→ Recorded data:
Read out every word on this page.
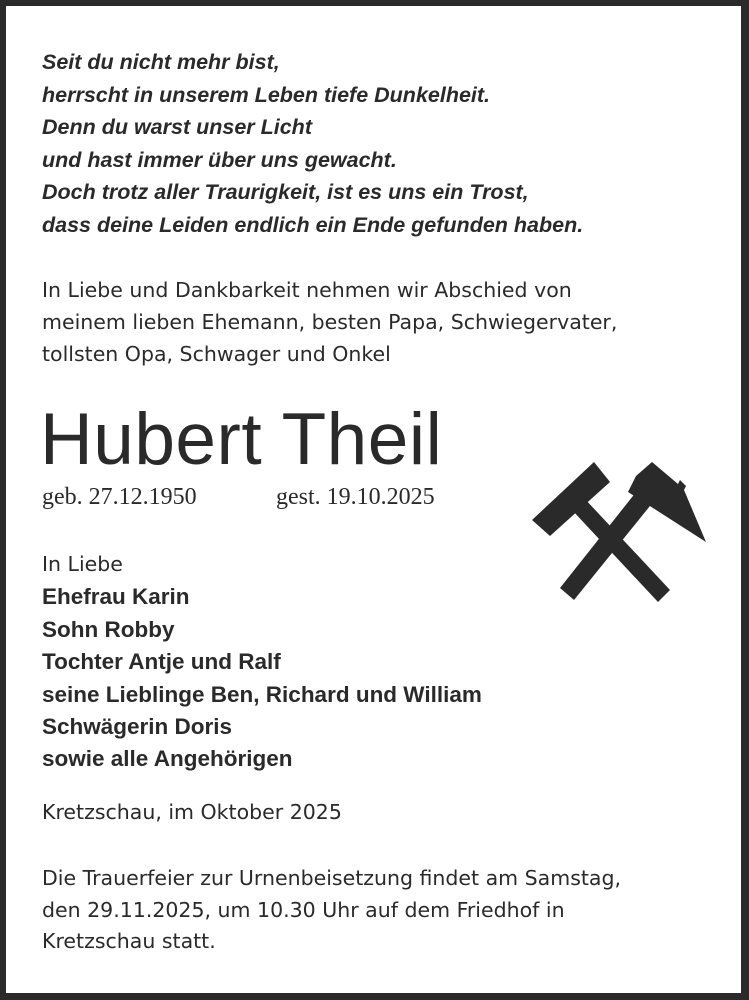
Seit du nicht mehr bist,
herrscht in unserem Leben tiefe Dunkelheit.
Denn du warst unser Licht
und hast immer über uns gewacht.
Doch trotz aller Traurigkeit, ist es uns ein Trost,
dass deine Leiden endlich ein Ende gefunden haben.
In Liebe und Dankbarkeit nehmen wir Abschied von
meinem lieben Ehemann, besten Papa, Schwiegervater,
tollsten Opa, Schwager und Onkel
Hubert Theil
geb. 27.12.1950	gest. 19.10.2025
In Liebe
Ehefrau Karin
Sohn Robby
Tochter Antje und Ralf
seine Lieblinge Ben, Richard und William
Schwägerin Doris
sowie alle Angehörigen
Kretzschau, im Oktober 2025
Die Trauerfeier zur Urnenbeisetzung findet am Samstag,
den 29.11.2025, um 10.30 Uhr auf dem Friedhof in
Kretzschau statt.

→ Your task: Copy every line of the data that holds the string "Kretzschau".

→ Final result:
Kretzschau, im Oktober 2025
Kretzschau statt.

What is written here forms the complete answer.